To achieve this, the government has committed to ensuring that five principles underpin the design of a new scheme, namely: enhancing work safety by encouraging all parties to take responsibility for injury prevention and management; promoting recovery and return to work by raising awareness about the health benefits of work; focusing compensation payments and rehabilitation services on improved recovery times and return to work and supporting employers and workers in their mutual obligations of returning to work more quickly after injury; guaranteeing quality long-term compensation, care and support for those workers who are most seriously injured; and promoting accessibility and transparency in the scheme to make the claims process easier and less stressful for ACT public sector workers and service providers.

As soon as the announcement to leave Comcare was made we immediately sought the public and stakeholders’ views on the possible design of the new scheme, in line with these key principles. To assist with the consultation process, the government circulated a draft scheme design of the key elements to stakeholders. These stakeholders included the ACT public sector workforce, public sector representative unions, the legal community and insurers. The consultation period ran from 26 February to 8 May this year.

On this point, I would like to thank all the individuals and interested groups who took the time to comment on this important reform initiative. The feedback received has since been used to inform the government and will assist us in the final design of a new workers compensation scheme design.

In saying this, the key theme coming out of the consultation process was the need to improve rehabilitation and return to work outcomes for our injured workers—better outcomes for our workforce overall. As such, this will be the focus of the new scheme. We will make this the focus by expending a larger proportion of available scheme funds in the first two years following an injury. We will also ensure we provide significant benefit to workers through early intervention initiatives and support.

DATA TO PROCESS
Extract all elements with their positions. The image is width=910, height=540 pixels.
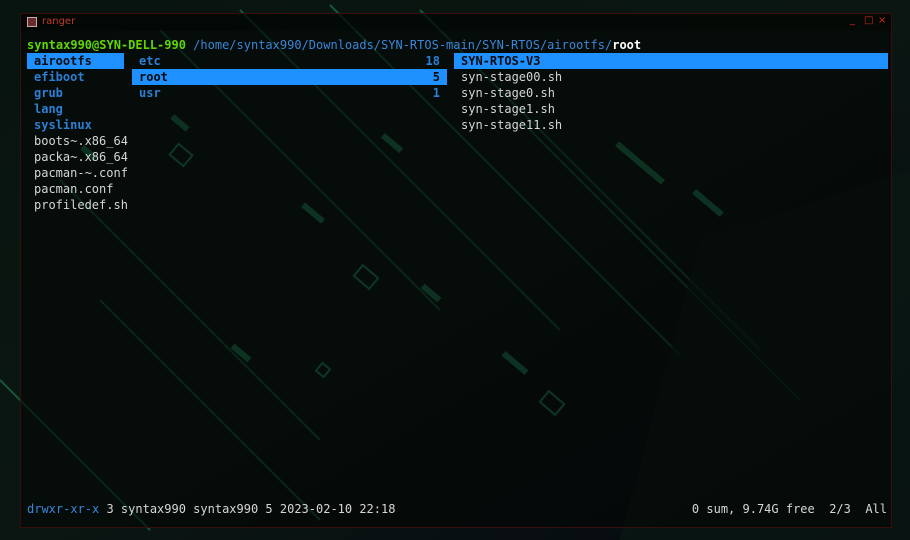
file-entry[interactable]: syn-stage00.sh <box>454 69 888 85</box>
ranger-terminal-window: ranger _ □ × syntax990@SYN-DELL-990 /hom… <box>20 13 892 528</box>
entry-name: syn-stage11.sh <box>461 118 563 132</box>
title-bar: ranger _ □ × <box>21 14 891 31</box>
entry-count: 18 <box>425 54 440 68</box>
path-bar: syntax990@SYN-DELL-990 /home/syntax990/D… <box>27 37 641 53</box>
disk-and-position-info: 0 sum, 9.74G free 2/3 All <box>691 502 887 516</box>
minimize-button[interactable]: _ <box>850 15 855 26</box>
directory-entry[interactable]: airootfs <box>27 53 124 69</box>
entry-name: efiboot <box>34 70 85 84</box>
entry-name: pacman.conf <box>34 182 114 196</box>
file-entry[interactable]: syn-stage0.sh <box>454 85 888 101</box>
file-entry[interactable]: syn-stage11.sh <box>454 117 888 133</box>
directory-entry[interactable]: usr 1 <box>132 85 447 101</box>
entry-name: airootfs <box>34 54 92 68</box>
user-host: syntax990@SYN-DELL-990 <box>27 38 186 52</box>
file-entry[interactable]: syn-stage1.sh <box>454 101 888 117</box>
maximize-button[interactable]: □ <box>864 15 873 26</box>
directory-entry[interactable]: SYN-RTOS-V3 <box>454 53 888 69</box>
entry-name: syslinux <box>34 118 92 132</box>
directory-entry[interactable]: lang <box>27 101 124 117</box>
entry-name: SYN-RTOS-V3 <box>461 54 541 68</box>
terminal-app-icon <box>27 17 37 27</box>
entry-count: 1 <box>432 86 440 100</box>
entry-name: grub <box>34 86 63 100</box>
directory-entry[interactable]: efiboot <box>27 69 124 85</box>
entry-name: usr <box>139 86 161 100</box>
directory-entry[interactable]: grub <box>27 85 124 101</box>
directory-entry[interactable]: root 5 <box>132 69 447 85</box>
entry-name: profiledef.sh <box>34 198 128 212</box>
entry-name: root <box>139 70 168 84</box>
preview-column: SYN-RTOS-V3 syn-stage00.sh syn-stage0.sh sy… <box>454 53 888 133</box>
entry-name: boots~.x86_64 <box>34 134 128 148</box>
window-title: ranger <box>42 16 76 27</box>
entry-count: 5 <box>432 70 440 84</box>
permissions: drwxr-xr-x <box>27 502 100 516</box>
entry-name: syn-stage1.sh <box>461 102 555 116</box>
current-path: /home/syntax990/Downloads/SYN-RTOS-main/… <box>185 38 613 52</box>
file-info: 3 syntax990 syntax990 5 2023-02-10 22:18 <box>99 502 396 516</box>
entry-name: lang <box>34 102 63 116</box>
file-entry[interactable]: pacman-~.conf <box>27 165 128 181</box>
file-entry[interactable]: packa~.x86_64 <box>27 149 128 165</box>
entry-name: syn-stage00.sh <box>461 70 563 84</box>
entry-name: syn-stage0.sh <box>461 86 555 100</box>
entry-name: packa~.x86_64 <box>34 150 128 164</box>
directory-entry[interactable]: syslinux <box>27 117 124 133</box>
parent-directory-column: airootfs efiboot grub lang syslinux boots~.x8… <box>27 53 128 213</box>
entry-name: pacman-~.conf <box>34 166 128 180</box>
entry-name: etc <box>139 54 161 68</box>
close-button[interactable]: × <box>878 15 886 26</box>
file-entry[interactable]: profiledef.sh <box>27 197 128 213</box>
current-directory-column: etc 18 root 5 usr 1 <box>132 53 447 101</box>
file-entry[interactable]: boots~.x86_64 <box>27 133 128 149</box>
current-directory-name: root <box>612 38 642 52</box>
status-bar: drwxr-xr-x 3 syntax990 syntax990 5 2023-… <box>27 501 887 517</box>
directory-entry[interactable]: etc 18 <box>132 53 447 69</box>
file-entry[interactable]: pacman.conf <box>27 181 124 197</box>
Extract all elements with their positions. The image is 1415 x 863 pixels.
==
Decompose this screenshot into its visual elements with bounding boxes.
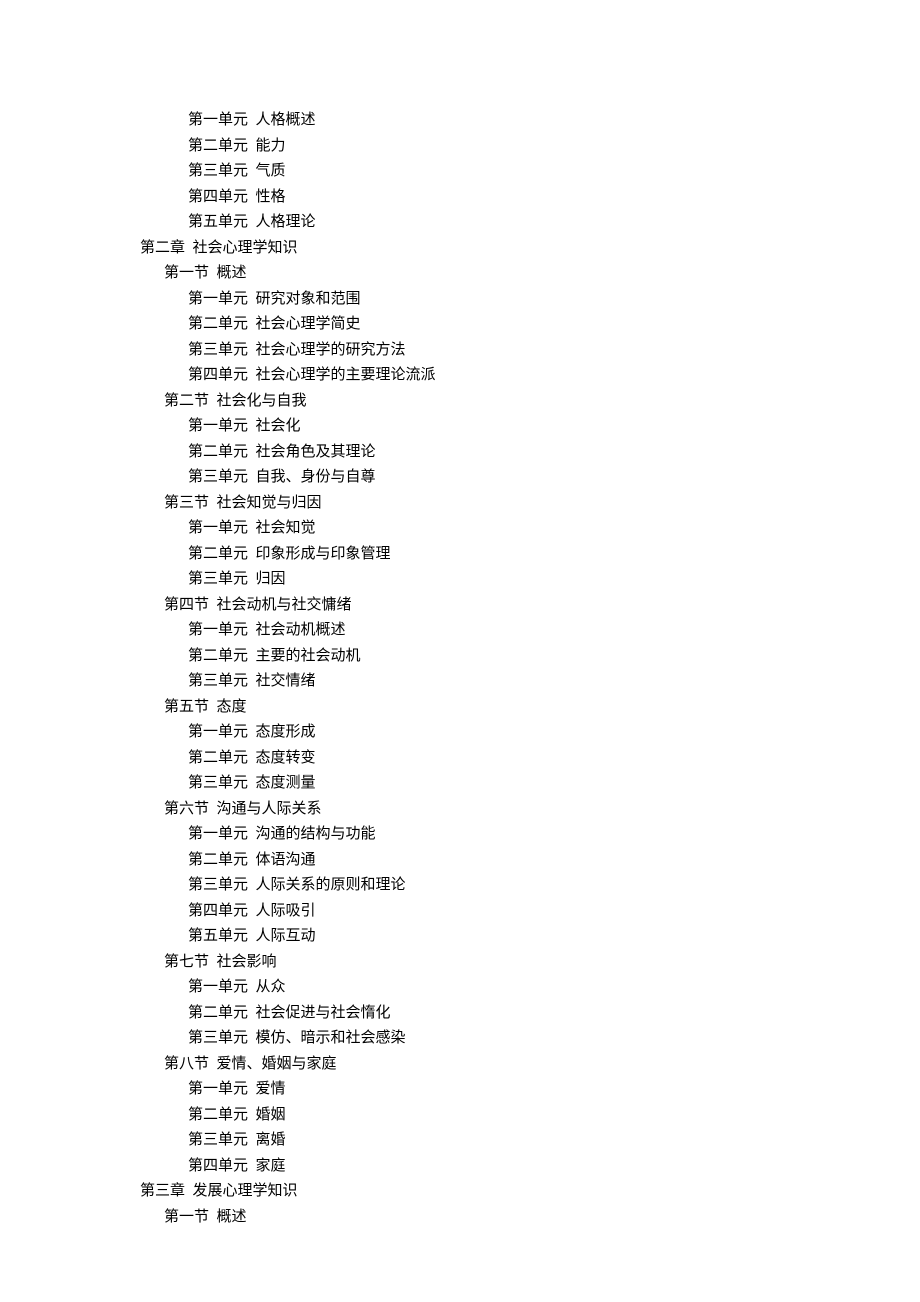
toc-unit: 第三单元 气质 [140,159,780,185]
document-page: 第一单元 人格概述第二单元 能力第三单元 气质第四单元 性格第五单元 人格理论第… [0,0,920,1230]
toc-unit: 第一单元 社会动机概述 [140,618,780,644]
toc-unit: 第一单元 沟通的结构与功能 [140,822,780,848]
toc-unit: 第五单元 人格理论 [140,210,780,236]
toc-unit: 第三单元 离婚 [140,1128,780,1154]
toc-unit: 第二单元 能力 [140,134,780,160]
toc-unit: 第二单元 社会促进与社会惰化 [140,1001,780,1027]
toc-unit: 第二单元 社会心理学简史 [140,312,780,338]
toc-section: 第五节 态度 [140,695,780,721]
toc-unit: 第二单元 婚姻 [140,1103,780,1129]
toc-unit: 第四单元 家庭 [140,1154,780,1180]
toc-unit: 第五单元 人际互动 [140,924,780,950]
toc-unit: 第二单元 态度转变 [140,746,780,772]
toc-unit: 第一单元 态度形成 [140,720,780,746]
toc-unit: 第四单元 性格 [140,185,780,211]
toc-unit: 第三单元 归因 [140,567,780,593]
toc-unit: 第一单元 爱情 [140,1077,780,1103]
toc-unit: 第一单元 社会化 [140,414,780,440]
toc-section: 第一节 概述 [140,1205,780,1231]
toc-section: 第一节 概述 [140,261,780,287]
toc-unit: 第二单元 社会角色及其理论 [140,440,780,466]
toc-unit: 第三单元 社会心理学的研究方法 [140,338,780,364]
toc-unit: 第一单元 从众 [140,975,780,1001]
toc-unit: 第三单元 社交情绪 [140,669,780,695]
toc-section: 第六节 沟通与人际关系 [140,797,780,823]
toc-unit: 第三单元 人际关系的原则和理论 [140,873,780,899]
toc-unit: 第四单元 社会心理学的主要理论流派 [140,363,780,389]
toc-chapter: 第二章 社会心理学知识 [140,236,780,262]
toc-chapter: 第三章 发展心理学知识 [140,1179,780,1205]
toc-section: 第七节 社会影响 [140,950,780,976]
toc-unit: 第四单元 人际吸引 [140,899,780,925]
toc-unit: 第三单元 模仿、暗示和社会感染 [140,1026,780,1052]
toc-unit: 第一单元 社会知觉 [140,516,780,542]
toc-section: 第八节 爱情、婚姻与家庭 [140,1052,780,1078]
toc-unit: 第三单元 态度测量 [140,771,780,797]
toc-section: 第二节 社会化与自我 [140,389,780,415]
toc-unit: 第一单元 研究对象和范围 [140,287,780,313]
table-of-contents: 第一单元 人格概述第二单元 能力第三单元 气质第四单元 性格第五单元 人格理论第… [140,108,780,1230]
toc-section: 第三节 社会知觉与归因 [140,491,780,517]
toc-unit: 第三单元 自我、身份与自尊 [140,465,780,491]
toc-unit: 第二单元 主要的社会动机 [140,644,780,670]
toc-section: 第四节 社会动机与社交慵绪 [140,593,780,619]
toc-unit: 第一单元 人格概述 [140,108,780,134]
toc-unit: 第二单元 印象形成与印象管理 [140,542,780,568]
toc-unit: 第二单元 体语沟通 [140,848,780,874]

STATED GOAL 1
Reproduce the whole passage about the new workers compensation scheme word for word.
STATED GOAL 2
Copy the records from the line containing "file-entry[interactable]: syn-stage00.sh <box>454" down to the line containing "title-bar: ranger _", both included.
The text and the records come from separate, unrelated sources.

FULL SOLUTION 1
To achieve this, the government has committed to ensuring that five principles underpin the design of a new scheme, namely: enhancing work safety by encouraging all parties to take responsibility for injury prevention and management; promoting recovery and return to work by raising awareness about the health benefits of work; focusing compensation payments and rehabilitation services on improved recovery times and return to work and supporting employers and workers in their mutual obligations of returning to work more quickly after injury; guaranteeing quality long-term compensation, care and support for those workers who are most seriously injured; and promoting accessibility and transparency in the scheme to make the claims process easier and less stressful for ACT public sector workers and service providers.

As soon as the announcement to leave Comcare was made we immediately sought the public and stakeholders’ views on the possible design of the new scheme, in line with these key principles. To assist with the consultation process, the government circulated a draft scheme design of the key elements to stakeholders. These stakeholders included the ACT public sector workforce, public sector representative unions, the legal community and insurers. The consultation period ran from 26 February to 8 May this year.

On this point, I would like to thank all the individuals and interested groups who took the time to comment on this important reform initiative. The feedback received has since been used to inform the government and will assist us in the final design of a new workers compensation scheme design.

In saying this, the key theme coming out of the consultation process was the need to improve rehabilitation and return to work outcomes for our injured workers—better outcomes for our workforce overall. As such, this will be the focus of the new scheme. We will make this the focus by expending a larger proportion of available scheme funds in the first two years following an injury. We will also ensure we provide significant benefit to workers through early intervention initiatives and support.

FULL SOLUTION 2
file-entry[interactable]: syn-stage00.sh <box>454 69 888 85</box>
ranger-terminal-window: ranger _ □ × syntax990@SYN-DELL-990 /hom… <box>20 13 892 528</box>
entry-name: syn-stage11.sh <box>461 118 563 132</box>
title-bar: ranger _ □ × <box>21 14 891 31</box>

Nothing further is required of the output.